== Information shown ==

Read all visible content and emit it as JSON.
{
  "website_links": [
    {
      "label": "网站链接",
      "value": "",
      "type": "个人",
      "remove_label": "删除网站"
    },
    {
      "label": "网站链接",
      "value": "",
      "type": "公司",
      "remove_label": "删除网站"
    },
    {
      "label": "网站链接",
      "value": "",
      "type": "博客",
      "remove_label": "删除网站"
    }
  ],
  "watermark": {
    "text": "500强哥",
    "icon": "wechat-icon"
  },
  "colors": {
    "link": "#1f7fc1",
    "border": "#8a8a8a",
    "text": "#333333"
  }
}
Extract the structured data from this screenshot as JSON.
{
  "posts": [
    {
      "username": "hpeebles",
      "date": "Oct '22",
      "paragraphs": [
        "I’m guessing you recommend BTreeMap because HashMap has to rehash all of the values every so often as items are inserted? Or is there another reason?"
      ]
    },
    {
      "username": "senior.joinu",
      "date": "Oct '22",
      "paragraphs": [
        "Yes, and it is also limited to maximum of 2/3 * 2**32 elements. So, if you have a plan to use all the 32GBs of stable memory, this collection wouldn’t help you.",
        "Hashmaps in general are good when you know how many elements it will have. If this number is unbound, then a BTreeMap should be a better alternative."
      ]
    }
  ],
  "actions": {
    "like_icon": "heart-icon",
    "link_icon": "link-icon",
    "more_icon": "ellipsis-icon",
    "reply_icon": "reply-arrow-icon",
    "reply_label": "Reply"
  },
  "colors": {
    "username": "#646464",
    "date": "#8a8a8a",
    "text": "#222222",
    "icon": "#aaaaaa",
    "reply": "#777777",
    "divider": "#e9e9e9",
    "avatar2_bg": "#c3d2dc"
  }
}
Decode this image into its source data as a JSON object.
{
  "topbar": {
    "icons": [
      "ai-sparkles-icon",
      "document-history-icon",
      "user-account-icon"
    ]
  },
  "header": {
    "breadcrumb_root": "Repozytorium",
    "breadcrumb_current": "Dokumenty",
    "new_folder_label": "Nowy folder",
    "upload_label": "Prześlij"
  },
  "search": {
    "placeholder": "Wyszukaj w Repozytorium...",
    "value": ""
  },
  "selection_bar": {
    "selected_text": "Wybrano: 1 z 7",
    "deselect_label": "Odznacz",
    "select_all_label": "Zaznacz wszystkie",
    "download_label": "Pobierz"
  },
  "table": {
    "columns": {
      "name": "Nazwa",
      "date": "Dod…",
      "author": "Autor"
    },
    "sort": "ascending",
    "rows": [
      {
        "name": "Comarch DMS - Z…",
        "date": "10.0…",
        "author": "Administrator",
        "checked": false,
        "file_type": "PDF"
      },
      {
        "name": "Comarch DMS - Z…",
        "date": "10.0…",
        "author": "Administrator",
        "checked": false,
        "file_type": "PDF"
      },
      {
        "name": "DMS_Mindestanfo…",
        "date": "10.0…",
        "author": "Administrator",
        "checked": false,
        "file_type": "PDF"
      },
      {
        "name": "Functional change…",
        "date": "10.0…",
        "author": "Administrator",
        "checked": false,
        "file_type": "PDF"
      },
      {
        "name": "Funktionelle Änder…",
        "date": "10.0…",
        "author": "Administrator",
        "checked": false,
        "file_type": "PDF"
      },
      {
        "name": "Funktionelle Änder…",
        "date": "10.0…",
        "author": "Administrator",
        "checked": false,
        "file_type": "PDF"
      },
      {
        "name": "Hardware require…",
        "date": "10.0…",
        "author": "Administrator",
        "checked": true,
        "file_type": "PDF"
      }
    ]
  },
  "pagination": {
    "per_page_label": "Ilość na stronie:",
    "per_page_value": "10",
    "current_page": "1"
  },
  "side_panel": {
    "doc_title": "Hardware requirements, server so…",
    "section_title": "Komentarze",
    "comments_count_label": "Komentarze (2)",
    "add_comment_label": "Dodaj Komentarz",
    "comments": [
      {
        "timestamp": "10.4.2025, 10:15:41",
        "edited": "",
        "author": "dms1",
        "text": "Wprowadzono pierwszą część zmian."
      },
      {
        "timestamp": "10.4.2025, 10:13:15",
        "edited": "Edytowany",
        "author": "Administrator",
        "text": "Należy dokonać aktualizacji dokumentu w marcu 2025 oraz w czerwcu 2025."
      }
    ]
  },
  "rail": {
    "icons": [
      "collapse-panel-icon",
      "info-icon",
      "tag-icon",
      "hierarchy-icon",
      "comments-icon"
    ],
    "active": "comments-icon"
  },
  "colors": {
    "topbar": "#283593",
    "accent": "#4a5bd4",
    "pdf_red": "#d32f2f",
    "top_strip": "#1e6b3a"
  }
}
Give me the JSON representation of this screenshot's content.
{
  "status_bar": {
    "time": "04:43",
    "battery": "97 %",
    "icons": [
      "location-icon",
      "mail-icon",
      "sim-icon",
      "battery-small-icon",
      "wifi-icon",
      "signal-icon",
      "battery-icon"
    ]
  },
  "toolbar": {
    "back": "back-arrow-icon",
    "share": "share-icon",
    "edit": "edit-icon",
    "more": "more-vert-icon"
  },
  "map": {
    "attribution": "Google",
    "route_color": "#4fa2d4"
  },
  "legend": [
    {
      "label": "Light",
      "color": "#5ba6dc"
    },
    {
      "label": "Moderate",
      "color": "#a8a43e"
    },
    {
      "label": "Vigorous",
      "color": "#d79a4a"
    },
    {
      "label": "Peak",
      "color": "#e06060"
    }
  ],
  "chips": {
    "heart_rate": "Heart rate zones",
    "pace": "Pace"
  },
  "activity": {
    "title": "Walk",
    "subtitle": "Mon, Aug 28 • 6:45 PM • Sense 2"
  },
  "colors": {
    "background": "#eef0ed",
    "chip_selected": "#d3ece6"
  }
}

===

> _Short problem_
Transcribe the material exactly as it reads.

> _Reply to the exercise_
Read all visible content and emit it as JSON.
{
  "website_links": [
    {
      "label": "网站链接",
      "value": "",
      "type": "个人",
      "remove_label": "删除网站"
    },
    {
      "label": "网站链接",
      "value": "",
      "type": "公司",
      "remove_label": "删除网站"
    },
    {
      "label": "网站链接",
      "value": "",
      "type": "博客",
      "remove_label": "删除网站"
    }
  ],
  "watermark": {
    "text": "500强哥",
    "icon": "wechat-icon"
  },
  "colors": {
    "link": "#1f7fc1",
    "border": "#8a8a8a",
    "text": "#333333"
  }
}
Extract the structured data from this screenshot as JSON.
{
  "posts": [
    {
      "username": "hpeebles",
      "date": "Oct '22",
      "paragraphs": [
        "I’m guessing you recommend BTreeMap because HashMap has to rehash all of the values every so often as items are inserted? Or is there another reason?"
      ]
    },
    {
      "username": "senior.joinu",
      "date": "Oct '22",
      "paragraphs": [
        "Yes, and it is also limited to maximum of 2/3 * 2**32 elements. So, if you have a plan to use all the 32GBs of stable memory, this collection wouldn’t help you.",
        "Hashmaps in general are good when you know how many elements it will have. If this number is unbound, then a BTreeMap should be a better alternative."
      ]
    }
  ],
  "actions": {
    "like_icon": "heart-icon",
    "link_icon": "link-icon",
    "more_icon": "ellipsis-icon",
    "reply_icon": "reply-arrow-icon",
    "reply_label": "Reply"
  },
  "colors": {
    "username": "#646464",
    "date": "#8a8a8a",
    "text": "#222222",
    "icon": "#aaaaaa",
    "reply": "#777777",
    "divider": "#e9e9e9",
    "avatar2_bg": "#c3d2dc"
  }
}
Decode this image into its source data as a JSON object.
{
  "topbar": {
    "icons": [
      "ai-sparkles-icon",
      "document-history-icon",
      "user-account-icon"
    ]
  },
  "header": {
    "breadcrumb_root": "Repozytorium",
    "breadcrumb_current": "Dokumenty",
    "new_folder_label": "Nowy folder",
    "upload_label": "Prześlij"
  },
  "search": {
    "placeholder": "Wyszukaj w Repozytorium...",
    "value": ""
  },
  "selection_bar": {
    "selected_text": "Wybrano: 1 z 7",
    "deselect_label": "Odznacz",
    "select_all_label": "Zaznacz wszystkie",
    "download_label": "Pobierz"
  },
  "table": {
    "columns": {
      "name": "Nazwa",
      "date": "Dod…",
      "author": "Autor"
    },
    "sort": "ascending",
    "rows": [
      {
        "name": "Comarch DMS - Z…",
        "date": "10.0…",
        "author": "Administrator",
        "checked": false,
        "file_type": "PDF"
      },
      {
        "name": "Comarch DMS - Z…",
        "date": "10.0…",
        "author": "Administrator",
        "checked": false,
        "file_type": "PDF"
      },
      {
        "name": "DMS_Mindestanfo…",
        "date": "10.0…",
        "author": "Administrator",
        "checked": false,
        "file_type": "PDF"
      },
      {
        "name": "Functional change…",
        "date": "10.0…",
        "author": "Administrator",
        "checked": false,
        "file_type": "PDF"
      },
      {
        "name": "Funktionelle Änder…",
        "date": "10.0…",
        "author": "Administrator",
        "checked": false,
        "file_type": "PDF"
      },
      {
        "name": "Funktionelle Änder…",
        "date": "10.0…",
        "author": "Administrator",
        "checked": false,
        "file_type": "PDF"
      },
      {
        "name": "Hardware require…",
        "date": "10.0…",
        "author": "Administrator",
        "checked": true,
        "file_type": "PDF"
      }
    ]
  },
  "pagination": {
    "per_page_label": "Ilość na stronie:",
    "per_page_value": "10",
    "current_page": "1"
  },
  "side_panel": {
    "doc_title": "Hardware requirements, server so…",
    "section_title": "Komentarze",
    "comments_count_label": "Komentarze (2)",
    "add_comment_label": "Dodaj Komentarz",
    "comments": [
      {
        "timestamp": "10.4.2025, 10:15:41",
        "edited": "",
        "author": "dms1",
        "text": "Wprowadzono pierwszą część zmian."
      },
      {
        "timestamp": "10.4.2025, 10:13:15",
        "edited": "Edytowany",
        "author": "Administrator",
        "text": "Należy dokonać aktualizacji dokumentu w marcu 2025 oraz w czerwcu 2025."
      }
    ]
  },
  "rail": {
    "icons": [
      "collapse-panel-icon",
      "info-icon",
      "tag-icon",
      "hierarchy-icon",
      "comments-icon"
    ],
    "active": "comments-icon"
  },
  "colors": {
    "topbar": "#283593",
    "accent": "#4a5bd4",
    "pdf_red": "#d32f2f",
    "top_strip": "#1e6b3a"
  }
}
Give me the JSON representation of this screenshot's content.
{
  "status_bar": {
    "time": "04:43",
    "battery": "97 %",
    "icons": [
      "location-icon",
      "mail-icon",
      "sim-icon",
      "battery-small-icon",
      "wifi-icon",
      "signal-icon",
      "battery-icon"
    ]
  },
  "toolbar": {
    "back": "back-arrow-icon",
    "share": "share-icon",
    "edit": "edit-icon",
    "more": "more-vert-icon"
  },
  "map": {
    "attribution": "Google",
    "route_color": "#4fa2d4"
  },
  "legend": [
    {
      "label": "Light",
      "color": "#5ba6dc"
    },
    {
      "label": "Moderate",
      "color": "#a8a43e"
    },
    {
      "label": "Vigorous",
      "color": "#d79a4a"
    },
    {
      "label": "Peak",
      "color": "#e06060"
    }
  ],
  "chips": {
    "heart_rate": "Heart rate zones",
    "pace": "Pace"
  },
  "activity": {
    "title": "Walk",
    "subtitle": "Mon, Aug 28 • 6:45 PM • Sense 2"
  },
  "colors": {
    "background": "#eef0ed",
    "chip_selected": "#d3ece6"
  }
}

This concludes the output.